> **WHAT IS BEING ASKED**
Duplicate each of the following items line for line, with no changes.

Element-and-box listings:
========

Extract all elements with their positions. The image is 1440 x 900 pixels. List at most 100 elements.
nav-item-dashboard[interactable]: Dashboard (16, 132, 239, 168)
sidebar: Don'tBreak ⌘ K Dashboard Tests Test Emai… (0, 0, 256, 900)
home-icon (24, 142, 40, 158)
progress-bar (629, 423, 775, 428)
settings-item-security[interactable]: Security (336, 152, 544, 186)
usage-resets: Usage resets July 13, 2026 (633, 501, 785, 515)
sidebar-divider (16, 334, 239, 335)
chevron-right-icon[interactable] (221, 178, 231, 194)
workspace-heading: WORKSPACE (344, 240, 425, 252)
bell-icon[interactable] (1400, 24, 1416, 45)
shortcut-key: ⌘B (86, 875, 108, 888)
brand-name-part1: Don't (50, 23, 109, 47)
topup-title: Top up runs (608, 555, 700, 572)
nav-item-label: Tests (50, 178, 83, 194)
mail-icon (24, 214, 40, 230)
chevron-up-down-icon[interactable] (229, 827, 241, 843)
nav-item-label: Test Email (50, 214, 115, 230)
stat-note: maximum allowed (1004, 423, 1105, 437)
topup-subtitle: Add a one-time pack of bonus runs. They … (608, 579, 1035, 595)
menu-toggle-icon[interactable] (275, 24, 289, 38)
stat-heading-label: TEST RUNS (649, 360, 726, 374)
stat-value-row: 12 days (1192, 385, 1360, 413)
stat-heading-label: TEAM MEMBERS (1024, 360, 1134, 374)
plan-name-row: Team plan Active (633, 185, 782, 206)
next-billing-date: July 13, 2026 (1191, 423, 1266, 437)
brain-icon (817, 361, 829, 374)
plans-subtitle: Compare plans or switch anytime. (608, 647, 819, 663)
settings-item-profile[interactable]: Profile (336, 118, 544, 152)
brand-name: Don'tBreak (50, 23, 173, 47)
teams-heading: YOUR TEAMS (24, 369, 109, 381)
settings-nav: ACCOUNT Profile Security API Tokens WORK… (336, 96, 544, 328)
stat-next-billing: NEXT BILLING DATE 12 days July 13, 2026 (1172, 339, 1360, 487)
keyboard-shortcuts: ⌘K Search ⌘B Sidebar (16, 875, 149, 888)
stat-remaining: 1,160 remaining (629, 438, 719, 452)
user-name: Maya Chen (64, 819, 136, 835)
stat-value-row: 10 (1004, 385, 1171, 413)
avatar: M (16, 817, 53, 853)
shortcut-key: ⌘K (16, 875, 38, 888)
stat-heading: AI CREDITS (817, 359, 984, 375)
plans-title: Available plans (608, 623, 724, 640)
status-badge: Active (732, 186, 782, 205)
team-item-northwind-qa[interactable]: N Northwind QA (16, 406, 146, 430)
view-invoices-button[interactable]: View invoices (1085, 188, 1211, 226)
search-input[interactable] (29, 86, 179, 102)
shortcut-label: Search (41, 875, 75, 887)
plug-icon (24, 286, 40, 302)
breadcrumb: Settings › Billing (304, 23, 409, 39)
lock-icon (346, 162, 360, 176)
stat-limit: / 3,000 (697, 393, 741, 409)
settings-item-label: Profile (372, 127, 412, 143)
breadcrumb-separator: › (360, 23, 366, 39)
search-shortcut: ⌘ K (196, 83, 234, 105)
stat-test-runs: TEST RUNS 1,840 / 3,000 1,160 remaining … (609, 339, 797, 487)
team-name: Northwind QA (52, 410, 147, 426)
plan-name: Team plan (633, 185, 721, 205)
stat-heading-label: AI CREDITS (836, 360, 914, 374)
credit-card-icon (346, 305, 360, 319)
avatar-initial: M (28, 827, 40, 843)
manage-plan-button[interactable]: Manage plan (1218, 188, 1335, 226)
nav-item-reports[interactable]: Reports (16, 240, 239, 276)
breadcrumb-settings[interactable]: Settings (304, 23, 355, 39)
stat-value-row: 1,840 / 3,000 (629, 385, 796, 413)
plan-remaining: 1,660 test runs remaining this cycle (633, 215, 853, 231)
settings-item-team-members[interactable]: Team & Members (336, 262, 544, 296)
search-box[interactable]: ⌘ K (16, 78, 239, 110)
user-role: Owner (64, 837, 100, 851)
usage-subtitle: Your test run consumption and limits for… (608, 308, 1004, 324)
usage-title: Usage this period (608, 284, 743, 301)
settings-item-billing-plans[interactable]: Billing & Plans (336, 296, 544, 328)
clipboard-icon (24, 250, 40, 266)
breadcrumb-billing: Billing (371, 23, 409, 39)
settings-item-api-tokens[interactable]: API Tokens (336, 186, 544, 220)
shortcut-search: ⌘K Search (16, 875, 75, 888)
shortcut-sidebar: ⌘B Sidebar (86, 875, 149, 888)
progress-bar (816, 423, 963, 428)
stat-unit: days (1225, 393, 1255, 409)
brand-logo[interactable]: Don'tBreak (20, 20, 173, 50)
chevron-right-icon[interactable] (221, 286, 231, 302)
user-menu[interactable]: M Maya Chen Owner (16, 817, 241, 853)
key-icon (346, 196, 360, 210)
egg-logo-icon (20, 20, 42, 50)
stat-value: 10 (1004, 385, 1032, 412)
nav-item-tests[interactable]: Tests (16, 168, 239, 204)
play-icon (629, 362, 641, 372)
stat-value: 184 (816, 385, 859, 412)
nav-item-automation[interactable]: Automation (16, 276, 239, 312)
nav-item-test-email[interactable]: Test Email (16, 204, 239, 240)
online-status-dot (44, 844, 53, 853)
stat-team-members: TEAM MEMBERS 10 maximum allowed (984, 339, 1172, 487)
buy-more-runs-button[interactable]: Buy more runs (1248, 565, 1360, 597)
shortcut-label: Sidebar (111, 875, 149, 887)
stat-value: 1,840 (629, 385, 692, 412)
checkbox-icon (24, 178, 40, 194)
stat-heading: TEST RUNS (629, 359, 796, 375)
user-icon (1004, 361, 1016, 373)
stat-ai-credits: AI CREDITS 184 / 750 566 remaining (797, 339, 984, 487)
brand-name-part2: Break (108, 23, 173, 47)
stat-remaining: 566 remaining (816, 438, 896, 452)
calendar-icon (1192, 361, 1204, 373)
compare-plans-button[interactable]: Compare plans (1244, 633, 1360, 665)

========

> **RESPONSE TO THIS EXERCISE**
Extract all elements with their positions. The image is 1440 x 900 pixels. List at most 100 elements.
nav-item-dashboard[interactable]: Dashboard (16, 132, 239, 168)
sidebar: Don'tBreak ⌘ K Dashboard Tests Test Emai… (0, 0, 256, 900)
home-icon (24, 142, 40, 158)
progress-bar (629, 423, 775, 428)
settings-item-security[interactable]: Security (336, 152, 544, 186)
usage-resets: Usage resets July 13, 2026 (633, 501, 785, 515)
sidebar-divider (16, 334, 239, 335)
chevron-right-icon[interactable] (221, 178, 231, 194)
workspace-heading: WORKSPACE (344, 240, 425, 252)
bell-icon[interactable] (1400, 24, 1416, 45)
shortcut-key: ⌘B (86, 875, 108, 888)
brand-name-part1: Don't (50, 23, 109, 47)
topup-title: Top up runs (608, 555, 700, 572)
nav-item-label: Tests (50, 178, 83, 194)
mail-icon (24, 214, 40, 230)
chevron-up-down-icon[interactable] (229, 827, 241, 843)
nav-item-label: Test Email (50, 214, 115, 230)
stat-note: maximum allowed (1004, 423, 1105, 437)
topup-subtitle: Add a one-time pack of bonus runs. They … (608, 579, 1035, 595)
menu-toggle-icon[interactable] (275, 24, 289, 38)
stat-heading-label: TEST RUNS (649, 360, 726, 374)
stat-value-row: 12 days (1192, 385, 1360, 413)
stat-heading-label: TEAM MEMBERS (1024, 360, 1134, 374)
plan-name-row: Team plan Active (633, 185, 782, 206)
next-billing-date: July 13, 2026 (1191, 423, 1266, 437)
brain-icon (817, 361, 829, 374)
plans-subtitle: Compare plans or switch anytime. (608, 647, 819, 663)
settings-item-profile[interactable]: Profile (336, 118, 544, 152)
brand-name: Don'tBreak (50, 23, 173, 47)
teams-heading: YOUR TEAMS (24, 369, 109, 381)
settings-nav: ACCOUNT Profile Security API Tokens WORK… (336, 96, 544, 328)
stat-next-billing: NEXT BILLING DATE 12 days July 13, 2026 (1172, 339, 1360, 487)
keyboard-shortcuts: ⌘K Search ⌘B Sidebar (16, 875, 149, 888)
stat-remaining: 1,160 remaining (629, 438, 719, 452)
user-name: Maya Chen (64, 819, 136, 835)
stat-value-row: 10 (1004, 385, 1171, 413)
avatar: M (16, 817, 53, 853)
shortcut-key: ⌘K (16, 875, 38, 888)
stat-heading: AI CREDITS (817, 359, 984, 375)
plans-title: Available plans (608, 623, 724, 640)
status-badge: Active (732, 186, 782, 205)
team-item-northwind-qa[interactable]: N Northwind QA (16, 406, 146, 430)
view-invoices-button[interactable]: View invoices (1085, 188, 1211, 226)
search-input[interactable] (29, 86, 179, 102)
shortcut-label: Search (41, 875, 75, 887)
plug-icon (24, 286, 40, 302)
breadcrumb: Settings › Billing (304, 23, 409, 39)
lock-icon (346, 162, 360, 176)
stat-limit: / 3,000 (697, 393, 741, 409)
settings-item-label: Profile (372, 127, 412, 143)
breadcrumb-separator: › (360, 23, 366, 39)
search-shortcut: ⌘ K (196, 83, 234, 105)
stat-test-runs: TEST RUNS 1,840 / 3,000 1,160 remaining … (609, 339, 797, 487)
team-name: Northwind QA (52, 410, 147, 426)
plan-name: Team plan (633, 185, 721, 205)
stat-heading-label: AI CREDITS (836, 360, 914, 374)
credit-card-icon (346, 305, 360, 319)
avatar-initial: M (28, 827, 40, 843)
manage-plan-button[interactable]: Manage plan (1218, 188, 1335, 226)
nav-item-reports[interactable]: Reports (16, 240, 239, 276)
breadcrumb-settings[interactable]: Settings (304, 23, 355, 39)
stat-value-row: 1,840 / 3,000 (629, 385, 796, 413)
plan-remaining: 1,660 test runs remaining this cycle (633, 215, 853, 231)
settings-item-team-members[interactable]: Team & Members (336, 262, 544, 296)
search-box[interactable]: ⌘ K (16, 78, 239, 110)
user-role: Owner (64, 837, 100, 851)
usage-subtitle: Your test run consumption and limits for… (608, 308, 1004, 324)
usage-title: Usage this period (608, 284, 743, 301)
settings-item-billing-plans[interactable]: Billing & Plans (336, 296, 544, 328)
clipboard-icon (24, 250, 40, 266)
breadcrumb-billing: Billing (371, 23, 409, 39)
settings-item-api-tokens[interactable]: API Tokens (336, 186, 544, 220)
shortcut-search: ⌘K Search (16, 875, 75, 888)
shortcut-sidebar: ⌘B Sidebar (86, 875, 149, 888)
progress-bar (816, 423, 963, 428)
stat-unit: days (1225, 393, 1255, 409)
brand-logo[interactable]: Don'tBreak (20, 20, 173, 50)
chevron-right-icon[interactable] (221, 286, 231, 302)
user-menu[interactable]: M Maya Chen Owner (16, 817, 241, 853)
key-icon (346, 196, 360, 210)
egg-logo-icon (20, 20, 42, 50)
stat-value: 10 (1004, 385, 1032, 412)
nav-item-tests[interactable]: Tests (16, 168, 239, 204)
play-icon (629, 362, 641, 372)
stat-value: 184 (816, 385, 859, 412)
nav-item-automation[interactable]: Automation (16, 276, 239, 312)
nav-item-test-email[interactable]: Test Email (16, 204, 239, 240)
online-status-dot (44, 844, 53, 853)
stat-team-members: TEAM MEMBERS 10 maximum allowed (984, 339, 1172, 487)
buy-more-runs-button[interactable]: Buy more runs (1248, 565, 1360, 597)
shortcut-label: Sidebar (111, 875, 149, 887)
stat-value: 1,840 (629, 385, 692, 412)
checkbox-icon (24, 178, 40, 194)
stat-heading: TEST RUNS (629, 359, 796, 375)
user-icon (1004, 361, 1016, 373)
stat-ai-credits: AI CREDITS 184 / 750 566 remaining (797, 339, 984, 487)
brand-name-part2: Break (108, 23, 173, 47)
stat-remaining: 566 remaining (816, 438, 896, 452)
calendar-icon (1192, 361, 1204, 373)
compare-plans-button[interactable]: Compare plans (1244, 633, 1360, 665)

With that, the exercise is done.